Mechanically assisted retractable nested-panel vehicle structure with drainage and moisture abatement strategies

Abstract

A shelter has a rear stationary portion and a front retractable door, both on a base. The retractable door comprises nesting arcuate-roofed panels that cooperate to form an enclosing dome-like structure when closed. Moisture drainage and abatement strategies assist in keeping the shelter usable for long periods in exposed environments. Mechanical spring-biased assistance aids in both opening and closing the nested panels, resulting in a shelter that is easy to deploy and suitable for long term use.

Description

CROSS-REFERENCE TO RELATED APPLICATION

This application claims the benefit of U.S. Provisional Patent App. No. 63/203,915, filed Aug. 4, 2021, the entirety of which is hereby incorporated by reference.

BACKGROUND OF THE INVENTION

Retractable shells with panel segments for covering vehicles are known. For example, U.S. Published Appl. No. 2019/0106902 discloses an automatically retractable vehicle cover. The collapsible cover is rotatably connected to a mounting bracket by powered shafts. The mechanism may be actuated to automatically retract and deploy, for example with a remote control and powered motors. Rotating panels provide a semi-circular shape in the closed position. This published application does not disclose any technique or system to aid in manual retraction or deployment. U.S. Pat. No. 5,740,828 discloses a collapsible dome structure for use as a shelter. Sections nest within each other when collapsed. A gasket helps seal the unit from ambient moisture. This patent also does not disclose any technique or system to aid in manual retraction or deployment.

What is needed is a manually deployable and retractable nesting paneled shelter that has provision for aiding manual deployment and retraction. What is further needed is a shelter with moisture abatement strategies more sophisticated than a mere gasket. What is also needed is a shelter that contains spacing strategies allowing for auxiliary storage outside a main storage area.

Recorded information:

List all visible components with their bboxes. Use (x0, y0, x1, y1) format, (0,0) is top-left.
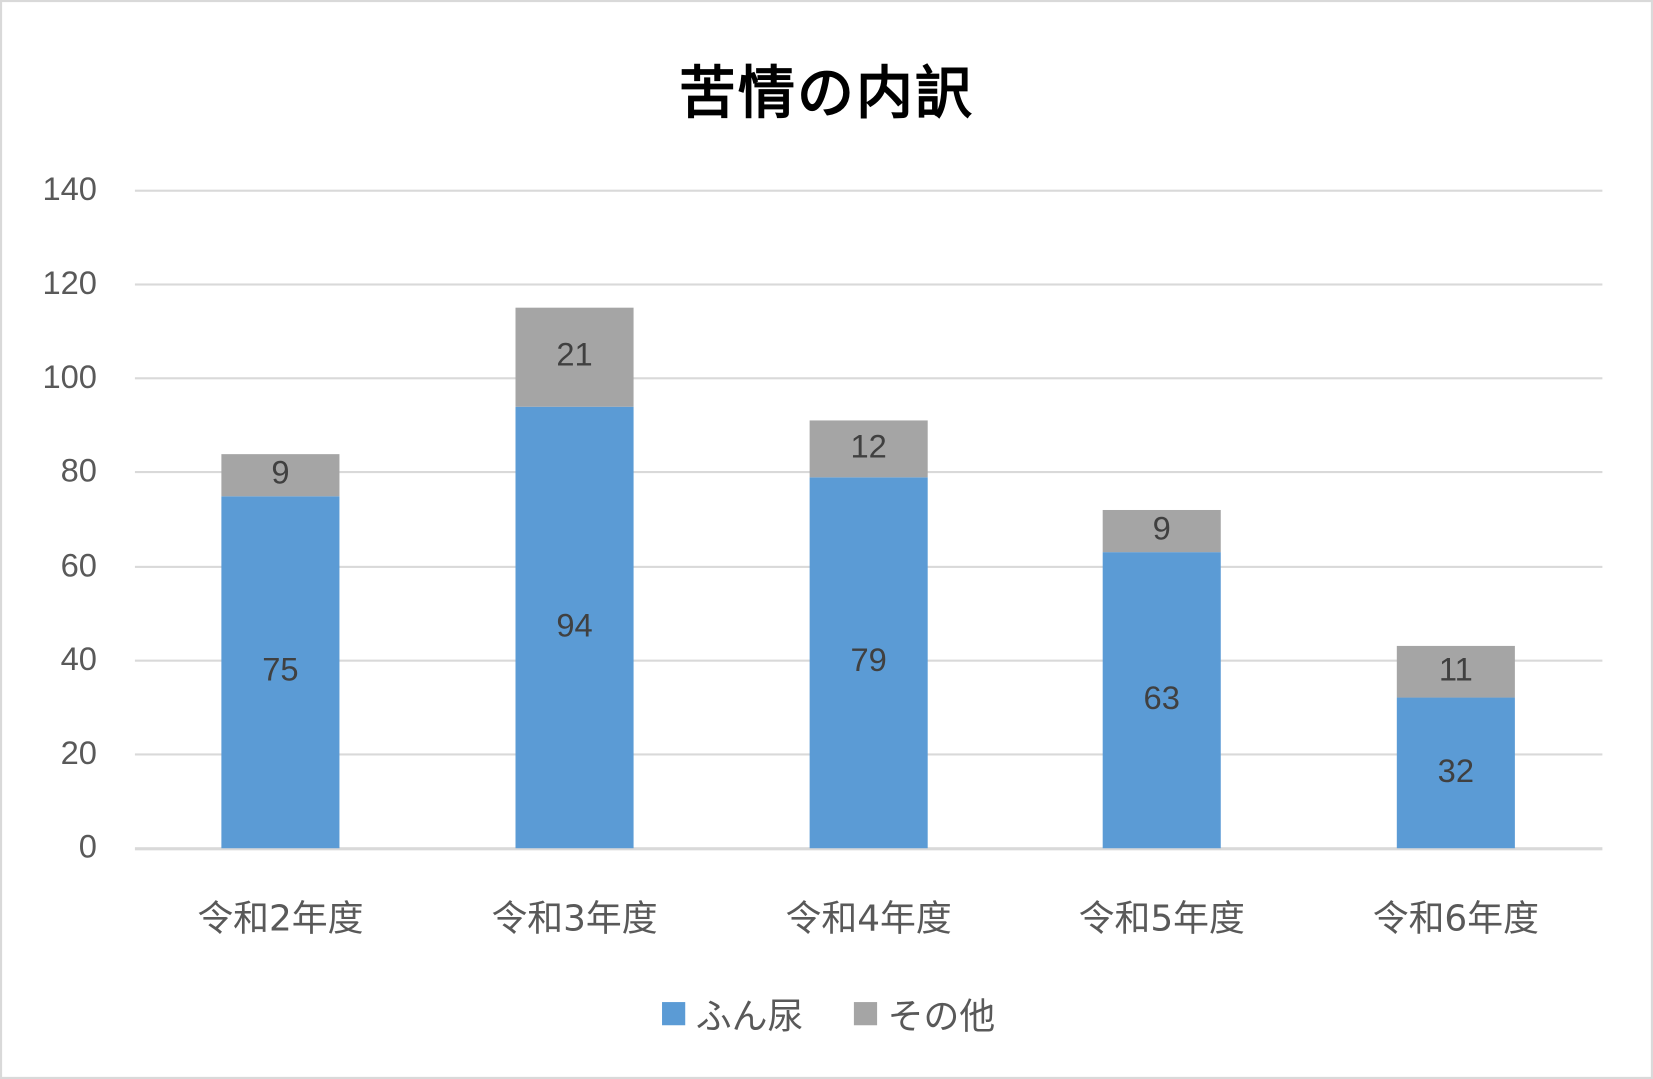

Complete the following:
- 1) In the retractable shelter text, what do the nesting arcuate-roofed panels form when the door is closed?
- 2) Return the retractable shelter text from "Mechanically assisted retractable" to "incorporated by reference.", copied word for word.

Solutions to the tasks:
- 1) An enclosing dome-like structure.

- 2)
Mechanically assisted retractable nested-panel vehicle structure with drainage and moisture abatement strategies

Abstract

A shelter has a rear stationary portion and a front retractable door, both on a base. The retractable door comprises nesting arcuate-roofed panels that cooperate to form an enclosing dome-like structure when closed. Moisture drainage and abatement strategies assist in keeping the shelter usable for long periods in exposed environments. Mechanical spring-biased assistance aids in both opening and closing the nested panels, resulting in a shelter that is easy to deploy and suitable for long term use.

Description

CROSS-REFERENCE TO RELATED APPLICATION

This application claims the benefit of U.S. Provisional Patent App. No. 63/203,915, filed Aug. 4, 2021, the entirety of which is hereby incorporated by reference.